Quote the listing below in full and exactly as written, but omit every picture.

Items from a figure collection
----------------------------------------
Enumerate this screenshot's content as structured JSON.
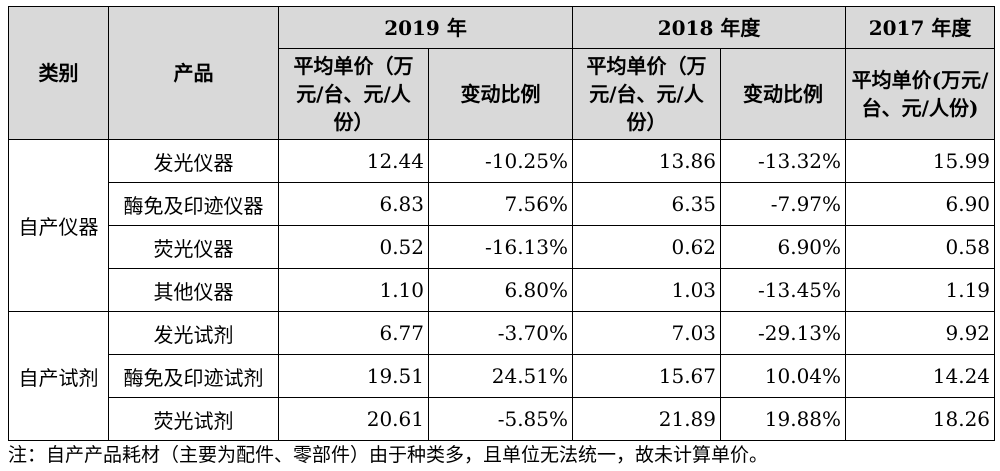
{
  "header": {
    "category": "类别",
    "product": "产品",
    "year_2019": "2019 年",
    "year_2018": "2018 年度",
    "year_2017": "2017 年度",
    "avg_price_2019": "平均单价（万元/台、元/人份）",
    "change_2019": "变动比例",
    "avg_price_2018": "平均单价（万元/台、元/人份）",
    "change_2018": "变动比例",
    "avg_price_2017": "平均单价(万元/台、元/人份)"
  },
  "groups": [
    {
      "category": "自产仪器",
      "rows": [
        {
          "product": "发光仪器",
          "p2019": "12.44",
          "c2019": "-10.25%",
          "p2018": "13.86",
          "c2018": "-13.32%",
          "p2017": "15.99"
        },
        {
          "product": "酶免及印迹仪器",
          "p2019": "6.83",
          "c2019": "7.56%",
          "p2018": "6.35",
          "c2018": "-7.97%",
          "p2017": "6.90"
        },
        {
          "product": "荧光仪器",
          "p2019": "0.52",
          "c2019": "-16.13%",
          "p2018": "0.62",
          "c2018": "6.90%",
          "p2017": "0.58"
        },
        {
          "product": "其他仪器",
          "p2019": "1.10",
          "c2019": "6.80%",
          "p2018": "1.03",
          "c2018": "-13.45%",
          "p2017": "1.19"
        }
      ]
    },
    {
      "category": "自产试剂",
      "rows": [
        {
          "product": "发光试剂",
          "p2019": "6.77",
          "c2019": "-3.70%",
          "p2018": "7.03",
          "c2018": "-29.13%",
          "p2017": "9.92"
        },
        {
          "product": "酶免及印迹试剂",
          "p2019": "19.51",
          "c2019": "24.51%",
          "p2018": "15.67",
          "c2018": "10.04%",
          "p2017": "14.24"
        },
        {
          "product": "荧光试剂",
          "p2019": "20.61",
          "c2019": "-5.85%",
          "p2018": "21.89",
          "c2018": "19.88%",
          "p2017": "18.26"
        }
      ]
    }
  ],
  "note": "注：自产产品耗材（主要为配件、零部件）由于种类多，且单位无法统一，故未计算单价。"
}
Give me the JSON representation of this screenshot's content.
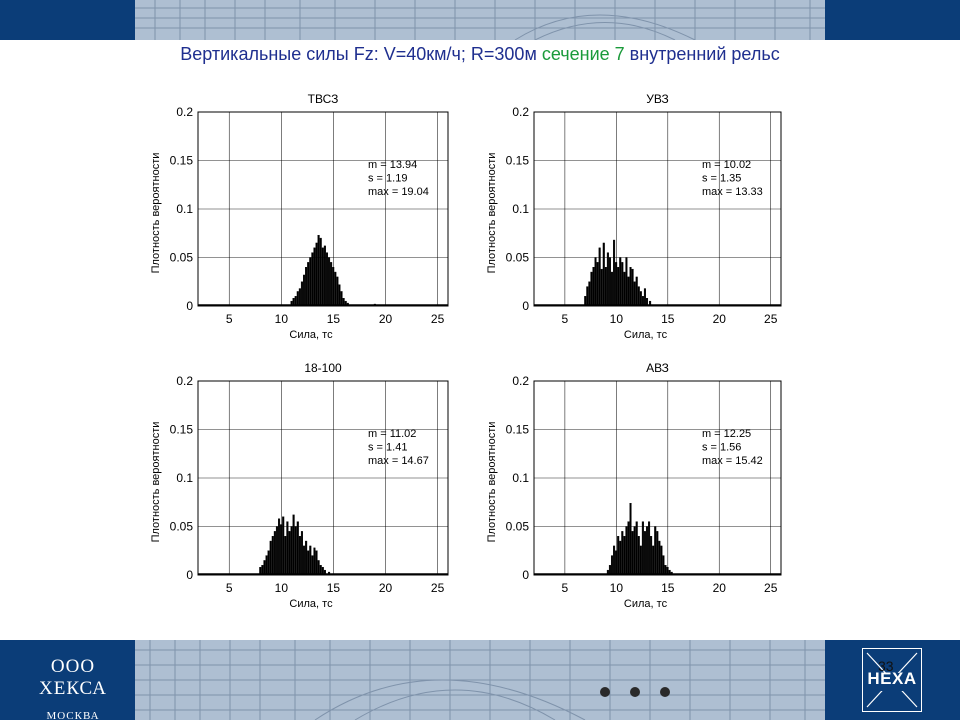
----------------------------------------
Complete response
Enumerate this screenshot's content as structured JSON.
{
  "header": {
    "category": "类别",
    "product": "产品",
    "year_2019": "2019 年",
    "year_2018": "2018 年度",
    "year_2017": "2017 年度",
    "avg_price_2019": "平均单价（万元/台、元/人份）",
    "change_2019": "变动比例",
    "avg_price_2018": "平均单价（万元/台、元/人份）",
    "change_2018": "变动比例",
    "avg_price_2017": "平均单价(万元/台、元/人份)"
  },
  "groups": [
    {
      "category": "自产仪器",
      "rows": [
        {
          "product": "发光仪器",
          "p2019": "12.44",
          "c2019": "-10.25%",
          "p2018": "13.86",
          "c2018": "-13.32%",
          "p2017": "15.99"
        },
        {
          "product": "酶免及印迹仪器",
          "p2019": "6.83",
          "c2019": "7.56%",
          "p2018": "6.35",
          "c2018": "-7.97%",
          "p2017": "6.90"
        },
        {
          "product": "荧光仪器",
          "p2019": "0.52",
          "c2019": "-16.13%",
          "p2018": "0.62",
          "c2018": "6.90%",
          "p2017": "0.58"
        },
        {
          "product": "其他仪器",
          "p2019": "1.10",
          "c2019": "6.80%",
          "p2018": "1.03",
          "c2018": "-13.45%",
          "p2017": "1.19"
        }
      ]
    },
    {
      "category": "自产试剂",
      "rows": [
        {
          "product": "发光试剂",
          "p2019": "6.77",
          "c2019": "-3.70%",
          "p2018": "7.03",
          "c2018": "-29.13%",
          "p2017": "9.92"
        },
        {
          "product": "酶免及印迹试剂",
          "p2019": "19.51",
          "c2019": "24.51%",
          "p2018": "15.67",
          "c2018": "10.04%",
          "p2017": "14.24"
        },
        {
          "product": "荧光试剂",
          "p2019": "20.61",
          "c2019": "-5.85%",
          "p2018": "21.89",
          "c2018": "19.88%",
          "p2017": "18.26"
        }
      ]
    }
  ],
  "note": "注：自产产品耗材（主要为配件、零部件）由于种类多，且单位无法统一，故未计算单价。"
}
Give me the JSON representation of this screenshot's content.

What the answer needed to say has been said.